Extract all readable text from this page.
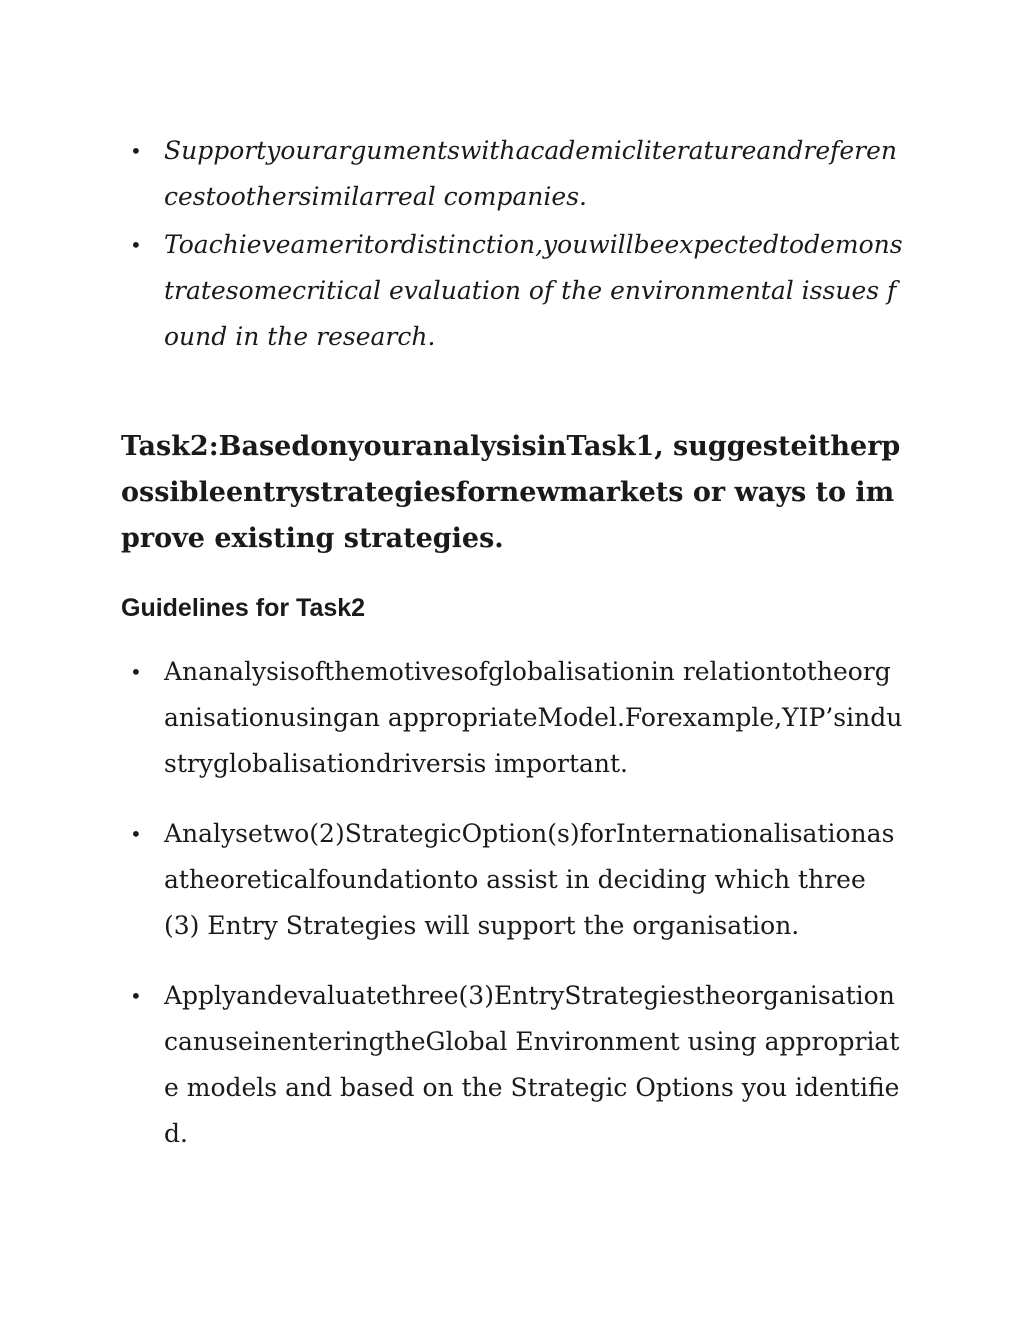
• Supportyourargumentswithacademicliteratureandreferencestoothersimilarreal companies.
• Toachieveameritordistinction,youwillbeexpectedtodemonstratesomecritical evaluation of the environmental issues found in the research.
Task2:BasedonyouranalysisinTask1, suggesteitherpossibleentrystrategiesfornewmarkets or ways to improve existing strategies.
Guidelines for Task2
• Ananalysisofthemotivesofglobalisationin relationtotheorganisationusingan appropriateModel.Forexample,YIP’sindustryglobalisationdriversis important.
• Analysetwo(2)StrategicOption(s)forInternationalisationasatheoreticalfoundationto assist in deciding which three (3) Entry Strategies will support the organisation.
• Applyandevaluatethree(3)EntryStrategiestheorganisationcanuseinenteringtheGlobal Environment using appropriate models and based on the Strategic Options you identified.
☆ ☆ ☆
Extract every line of the data exactly; pictures stay out.

FINISHED TASK:
Extract all readable text from this page.
• Supportyourargumentswithacademicliteratureandreferencestoothersimilarreal companies.
• Toachieveameritordistinction,youwillbeexpectedtodemonstratesomecritical evaluation of the environmental issues found in the research.
Task2:BasedonyouranalysisinTask1, suggesteitherpossibleentrystrategiesfornewmarkets or ways to improve existing strategies.
Guidelines for Task2
• Ananalysisofthemotivesofglobalisationin relationtotheorganisationusingan appropriateModel.Forexample,YIP’sindustryglobalisationdriversis important.
• Analysetwo(2)StrategicOption(s)forInternationalisationasatheoreticalfoundationto assist in deciding which three (3) Entry Strategies will support the organisation.
• Applyandevaluatethree(3)EntryStrategiestheorganisationcanuseinenteringtheGlobal Environment using appropriate models and based on the Strategic Options you identified.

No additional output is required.